● Given exercise
Repeat the whole listing exactly.

Data entries
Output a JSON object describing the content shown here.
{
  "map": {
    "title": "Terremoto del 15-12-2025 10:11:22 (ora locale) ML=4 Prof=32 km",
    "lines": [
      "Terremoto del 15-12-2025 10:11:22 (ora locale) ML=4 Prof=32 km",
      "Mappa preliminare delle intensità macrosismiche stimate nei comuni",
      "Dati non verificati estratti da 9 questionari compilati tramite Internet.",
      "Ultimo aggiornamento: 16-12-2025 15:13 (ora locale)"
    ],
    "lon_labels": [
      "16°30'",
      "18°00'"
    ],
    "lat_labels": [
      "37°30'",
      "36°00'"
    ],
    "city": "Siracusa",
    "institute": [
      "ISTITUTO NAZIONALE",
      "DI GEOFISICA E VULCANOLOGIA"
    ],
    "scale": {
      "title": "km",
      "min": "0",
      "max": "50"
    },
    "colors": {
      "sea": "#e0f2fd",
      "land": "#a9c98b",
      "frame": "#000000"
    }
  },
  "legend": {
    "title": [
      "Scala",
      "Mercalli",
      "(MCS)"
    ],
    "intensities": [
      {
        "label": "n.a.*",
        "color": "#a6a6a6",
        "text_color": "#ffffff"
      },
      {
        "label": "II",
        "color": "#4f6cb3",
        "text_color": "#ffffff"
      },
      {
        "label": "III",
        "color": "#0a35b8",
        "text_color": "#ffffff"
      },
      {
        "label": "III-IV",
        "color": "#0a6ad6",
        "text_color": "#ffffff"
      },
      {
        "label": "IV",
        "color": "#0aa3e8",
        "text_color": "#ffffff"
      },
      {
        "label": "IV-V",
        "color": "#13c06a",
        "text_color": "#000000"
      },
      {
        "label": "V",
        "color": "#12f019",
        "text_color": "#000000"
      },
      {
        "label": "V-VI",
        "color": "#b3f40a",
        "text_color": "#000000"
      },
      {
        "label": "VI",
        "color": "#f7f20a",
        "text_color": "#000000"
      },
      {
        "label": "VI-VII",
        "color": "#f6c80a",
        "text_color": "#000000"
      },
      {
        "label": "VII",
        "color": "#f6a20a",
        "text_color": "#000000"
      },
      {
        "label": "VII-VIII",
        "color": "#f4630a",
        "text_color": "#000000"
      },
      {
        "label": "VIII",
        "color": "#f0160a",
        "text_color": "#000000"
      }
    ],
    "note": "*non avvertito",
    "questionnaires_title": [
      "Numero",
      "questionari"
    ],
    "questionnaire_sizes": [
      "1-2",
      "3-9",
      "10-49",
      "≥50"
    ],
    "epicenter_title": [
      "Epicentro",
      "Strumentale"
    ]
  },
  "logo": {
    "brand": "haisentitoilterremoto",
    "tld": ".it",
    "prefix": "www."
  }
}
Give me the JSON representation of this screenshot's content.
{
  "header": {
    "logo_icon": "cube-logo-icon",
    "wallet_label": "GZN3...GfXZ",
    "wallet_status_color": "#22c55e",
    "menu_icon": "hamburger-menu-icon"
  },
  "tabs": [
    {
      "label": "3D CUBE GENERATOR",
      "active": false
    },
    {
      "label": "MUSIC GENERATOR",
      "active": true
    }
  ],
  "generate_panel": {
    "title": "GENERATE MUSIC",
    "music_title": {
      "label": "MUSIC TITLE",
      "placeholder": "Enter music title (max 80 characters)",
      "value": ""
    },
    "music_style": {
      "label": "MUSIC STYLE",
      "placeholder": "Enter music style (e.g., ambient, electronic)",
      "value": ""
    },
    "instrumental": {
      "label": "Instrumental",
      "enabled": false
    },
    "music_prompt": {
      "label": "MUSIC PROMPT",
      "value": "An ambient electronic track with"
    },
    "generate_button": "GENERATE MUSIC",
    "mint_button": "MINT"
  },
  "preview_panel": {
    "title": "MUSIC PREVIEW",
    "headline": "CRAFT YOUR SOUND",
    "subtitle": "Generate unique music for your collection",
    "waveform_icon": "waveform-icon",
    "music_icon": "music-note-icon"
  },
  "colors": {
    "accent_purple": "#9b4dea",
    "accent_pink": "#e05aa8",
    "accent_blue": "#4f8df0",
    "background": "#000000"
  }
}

● Output below
Output a JSON object describing the content shown here.
{
  "map": {
    "title": "Terremoto del 15-12-2025 10:11:22 (ora locale) ML=4 Prof=32 km",
    "lines": [
      "Terremoto del 15-12-2025 10:11:22 (ora locale) ML=4 Prof=32 km",
      "Mappa preliminare delle intensità macrosismiche stimate nei comuni",
      "Dati non verificati estratti da 9 questionari compilati tramite Internet.",
      "Ultimo aggiornamento: 16-12-2025 15:13 (ora locale)"
    ],
    "lon_labels": [
      "16°30'",
      "18°00'"
    ],
    "lat_labels": [
      "37°30'",
      "36°00'"
    ],
    "city": "Siracusa",
    "institute": [
      "ISTITUTO NAZIONALE",
      "DI GEOFISICA E VULCANOLOGIA"
    ],
    "scale": {
      "title": "km",
      "min": "0",
      "max": "50"
    },
    "colors": {
      "sea": "#e0f2fd",
      "land": "#a9c98b",
      "frame": "#000000"
    }
  },
  "legend": {
    "title": [
      "Scala",
      "Mercalli",
      "(MCS)"
    ],
    "intensities": [
      {
        "label": "n.a.*",
        "color": "#a6a6a6",
        "text_color": "#ffffff"
      },
      {
        "label": "II",
        "color": "#4f6cb3",
        "text_color": "#ffffff"
      },
      {
        "label": "III",
        "color": "#0a35b8",
        "text_color": "#ffffff"
      },
      {
        "label": "III-IV",
        "color": "#0a6ad6",
        "text_color": "#ffffff"
      },
      {
        "label": "IV",
        "color": "#0aa3e8",
        "text_color": "#ffffff"
      },
      {
        "label": "IV-V",
        "color": "#13c06a",
        "text_color": "#000000"
      },
      {
        "label": "V",
        "color": "#12f019",
        "text_color": "#000000"
      },
      {
        "label": "V-VI",
        "color": "#b3f40a",
        "text_color": "#000000"
      },
      {
        "label": "VI",
        "color": "#f7f20a",
        "text_color": "#000000"
      },
      {
        "label": "VI-VII",
        "color": "#f6c80a",
        "text_color": "#000000"
      },
      {
        "label": "VII",
        "color": "#f6a20a",
        "text_color": "#000000"
      },
      {
        "label": "VII-VIII",
        "color": "#f4630a",
        "text_color": "#000000"
      },
      {
        "label": "VIII",
        "color": "#f0160a",
        "text_color": "#000000"
      }
    ],
    "note": "*non avvertito",
    "questionnaires_title": [
      "Numero",
      "questionari"
    ],
    "questionnaire_sizes": [
      "1-2",
      "3-9",
      "10-49",
      "≥50"
    ],
    "epicenter_title": [
      "Epicentro",
      "Strumentale"
    ]
  },
  "logo": {
    "brand": "haisentitoilterremoto",
    "tld": ".it",
    "prefix": "www."
  }
}
Give me the JSON representation of this screenshot's content.
{
  "header": {
    "logo_icon": "cube-logo-icon",
    "wallet_label": "GZN3...GfXZ",
    "wallet_status_color": "#22c55e",
    "menu_icon": "hamburger-menu-icon"
  },
  "tabs": [
    {
      "label": "3D CUBE GENERATOR",
      "active": false
    },
    {
      "label": "MUSIC GENERATOR",
      "active": true
    }
  ],
  "generate_panel": {
    "title": "GENERATE MUSIC",
    "music_title": {
      "label": "MUSIC TITLE",
      "placeholder": "Enter music title (max 80 characters)",
      "value": ""
    },
    "music_style": {
      "label": "MUSIC STYLE",
      "placeholder": "Enter music style (e.g., ambient, electronic)",
      "value": ""
    },
    "instrumental": {
      "label": "Instrumental",
      "enabled": false
    },
    "music_prompt": {
      "label": "MUSIC PROMPT",
      "value": "An ambient electronic track with"
    },
    "generate_button": "GENERATE MUSIC",
    "mint_button": "MINT"
  },
  "preview_panel": {
    "title": "MUSIC PREVIEW",
    "headline": "CRAFT YOUR SOUND",
    "subtitle": "Generate unique music for your collection",
    "waveform_icon": "waveform-icon",
    "music_icon": "music-note-icon"
  },
  "colors": {
    "accent_purple": "#9b4dea",
    "accent_pink": "#e05aa8",
    "accent_blue": "#4f8df0",
    "background": "#000000"
  }
}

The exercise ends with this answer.